• [Challenge] Write out the records below once more, exactly as they stand.

• [Entries shown]
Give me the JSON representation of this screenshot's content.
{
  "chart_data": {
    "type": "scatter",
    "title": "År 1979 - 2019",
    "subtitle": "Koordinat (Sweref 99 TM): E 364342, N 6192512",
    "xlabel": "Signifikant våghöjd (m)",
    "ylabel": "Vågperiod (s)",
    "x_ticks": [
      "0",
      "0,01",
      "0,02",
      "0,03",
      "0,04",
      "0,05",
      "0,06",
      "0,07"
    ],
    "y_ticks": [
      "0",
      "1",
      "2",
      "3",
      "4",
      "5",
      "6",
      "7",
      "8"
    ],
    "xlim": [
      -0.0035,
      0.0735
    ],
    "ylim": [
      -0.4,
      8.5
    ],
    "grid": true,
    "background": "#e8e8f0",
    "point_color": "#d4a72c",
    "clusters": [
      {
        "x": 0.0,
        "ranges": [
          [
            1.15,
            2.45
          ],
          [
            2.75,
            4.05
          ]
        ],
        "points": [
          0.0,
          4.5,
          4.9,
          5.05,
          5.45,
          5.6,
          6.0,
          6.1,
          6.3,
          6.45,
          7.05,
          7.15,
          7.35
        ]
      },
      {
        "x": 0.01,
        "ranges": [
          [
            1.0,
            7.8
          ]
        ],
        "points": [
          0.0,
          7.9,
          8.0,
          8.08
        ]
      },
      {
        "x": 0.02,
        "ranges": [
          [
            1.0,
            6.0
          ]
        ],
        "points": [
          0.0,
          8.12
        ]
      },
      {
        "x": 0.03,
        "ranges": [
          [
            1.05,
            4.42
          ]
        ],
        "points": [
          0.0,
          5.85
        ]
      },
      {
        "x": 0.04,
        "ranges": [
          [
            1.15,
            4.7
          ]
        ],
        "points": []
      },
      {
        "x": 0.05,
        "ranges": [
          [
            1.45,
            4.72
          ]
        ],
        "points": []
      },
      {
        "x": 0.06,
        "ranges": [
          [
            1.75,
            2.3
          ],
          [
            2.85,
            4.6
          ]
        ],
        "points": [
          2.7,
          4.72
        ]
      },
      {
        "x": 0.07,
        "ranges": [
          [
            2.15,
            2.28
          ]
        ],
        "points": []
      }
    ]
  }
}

• [Exercise answer]
Give me the JSON representation of this screenshot's content.
{
  "chart_data": {
    "type": "scatter",
    "title": "År 1979 - 2019",
    "subtitle": "Koordinat (Sweref 99 TM): E 364342, N 6192512",
    "xlabel": "Signifikant våghöjd (m)",
    "ylabel": "Vågperiod (s)",
    "x_ticks": [
      "0",
      "0,01",
      "0,02",
      "0,03",
      "0,04",
      "0,05",
      "0,06",
      "0,07"
    ],
    "y_ticks": [
      "0",
      "1",
      "2",
      "3",
      "4",
      "5",
      "6",
      "7",
      "8"
    ],
    "xlim": [
      -0.0035,
      0.0735
    ],
    "ylim": [
      -0.4,
      8.5
    ],
    "grid": true,
    "background": "#e8e8f0",
    "point_color": "#d4a72c",
    "clusters": [
      {
        "x": 0.0,
        "ranges": [
          [
            1.15,
            2.45
          ],
          [
            2.75,
            4.05
          ]
        ],
        "points": [
          0.0,
          4.5,
          4.9,
          5.05,
          5.45,
          5.6,
          6.0,
          6.1,
          6.3,
          6.45,
          7.05,
          7.15,
          7.35
        ]
      },
      {
        "x": 0.01,
        "ranges": [
          [
            1.0,
            7.8
          ]
        ],
        "points": [
          0.0,
          7.9,
          8.0,
          8.08
        ]
      },
      {
        "x": 0.02,
        "ranges": [
          [
            1.0,
            6.0
          ]
        ],
        "points": [
          0.0,
          8.12
        ]
      },
      {
        "x": 0.03,
        "ranges": [
          [
            1.05,
            4.42
          ]
        ],
        "points": [
          0.0,
          5.85
        ]
      },
      {
        "x": 0.04,
        "ranges": [
          [
            1.15,
            4.7
          ]
        ],
        "points": []
      },
      {
        "x": 0.05,
        "ranges": [
          [
            1.45,
            4.72
          ]
        ],
        "points": []
      },
      {
        "x": 0.06,
        "ranges": [
          [
            1.75,
            2.3
          ],
          [
            2.85,
            4.6
          ]
        ],
        "points": [
          2.7,
          4.72
        ]
      },
      {
        "x": 0.07,
        "ranges": [
          [
            2.15,
            2.28
          ]
        ],
        "points": []
      }
    ]
  }
}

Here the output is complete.